_Work required_
Filter the records for lines holding the string "books".
══ Task inputs ══
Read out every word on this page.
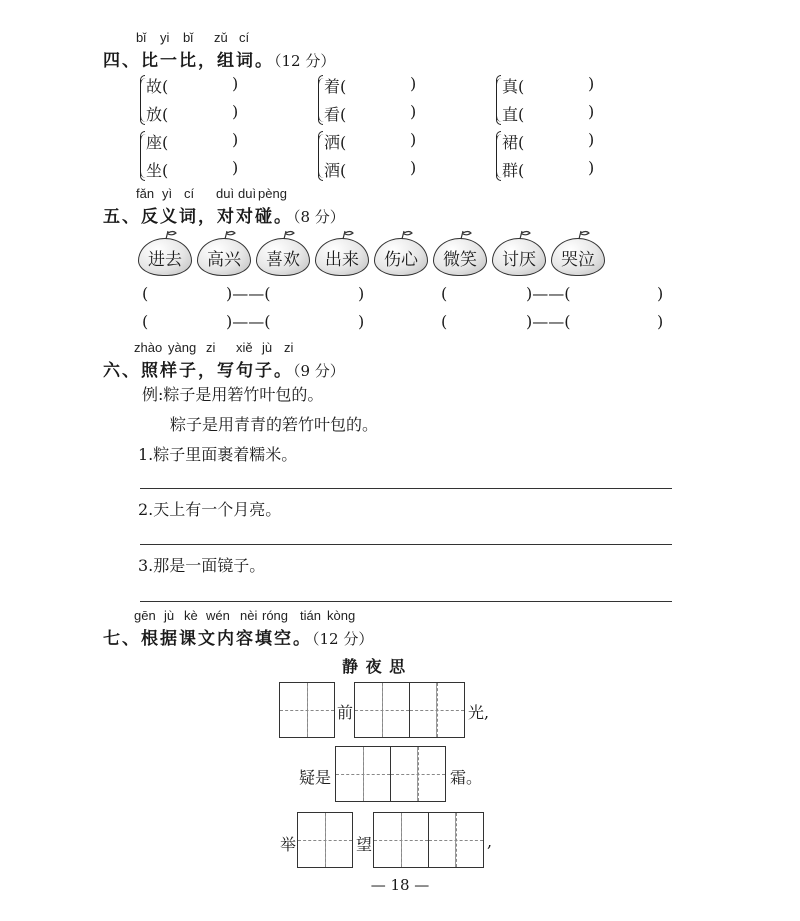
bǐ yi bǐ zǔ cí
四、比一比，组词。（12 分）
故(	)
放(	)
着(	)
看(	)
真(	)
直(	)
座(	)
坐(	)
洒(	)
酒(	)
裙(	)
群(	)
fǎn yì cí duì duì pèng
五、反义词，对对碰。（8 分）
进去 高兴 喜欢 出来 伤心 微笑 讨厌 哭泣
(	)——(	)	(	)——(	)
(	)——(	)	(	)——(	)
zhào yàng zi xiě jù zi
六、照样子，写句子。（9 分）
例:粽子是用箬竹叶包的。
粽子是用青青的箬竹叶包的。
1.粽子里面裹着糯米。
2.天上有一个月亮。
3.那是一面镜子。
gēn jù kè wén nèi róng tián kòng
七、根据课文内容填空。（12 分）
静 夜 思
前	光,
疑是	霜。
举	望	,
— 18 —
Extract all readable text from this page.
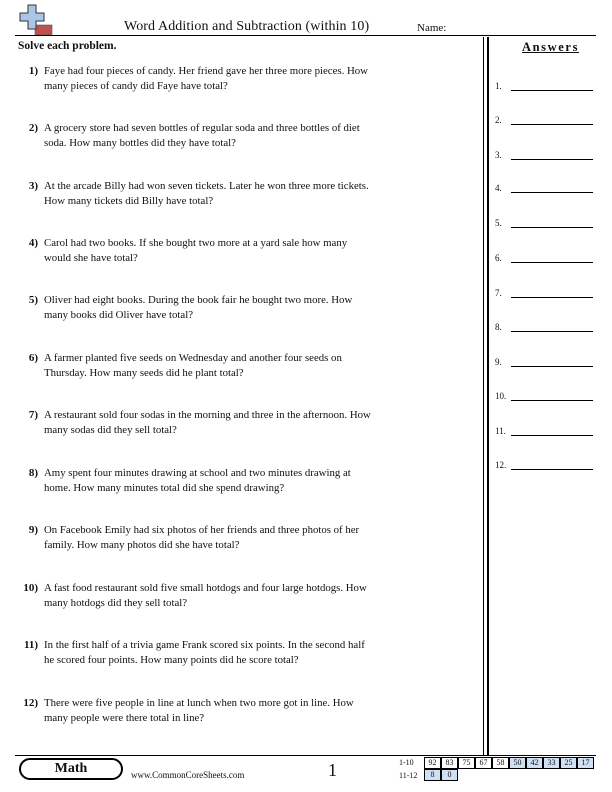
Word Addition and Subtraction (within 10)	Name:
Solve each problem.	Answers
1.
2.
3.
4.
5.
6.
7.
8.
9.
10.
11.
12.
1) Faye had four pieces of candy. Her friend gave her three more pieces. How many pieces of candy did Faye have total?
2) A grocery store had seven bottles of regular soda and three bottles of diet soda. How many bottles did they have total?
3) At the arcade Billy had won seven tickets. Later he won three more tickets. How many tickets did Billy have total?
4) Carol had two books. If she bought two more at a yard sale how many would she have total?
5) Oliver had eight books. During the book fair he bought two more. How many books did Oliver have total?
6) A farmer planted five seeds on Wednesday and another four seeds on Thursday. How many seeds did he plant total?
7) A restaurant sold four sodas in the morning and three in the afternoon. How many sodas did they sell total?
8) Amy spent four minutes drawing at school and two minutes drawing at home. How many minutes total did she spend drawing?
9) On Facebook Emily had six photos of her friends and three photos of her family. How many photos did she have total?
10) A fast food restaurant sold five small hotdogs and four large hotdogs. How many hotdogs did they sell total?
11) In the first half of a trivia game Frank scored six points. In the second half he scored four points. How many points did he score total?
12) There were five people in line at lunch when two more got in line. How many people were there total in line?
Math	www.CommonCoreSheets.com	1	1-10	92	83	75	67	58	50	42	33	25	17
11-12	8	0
═══
_Exercise answer_
4) Carol had two books. If she bought two more at a yard sale how many would she have total?
5) Oliver had eight books. During the book fair he bought two more. How many books did Oliver have total?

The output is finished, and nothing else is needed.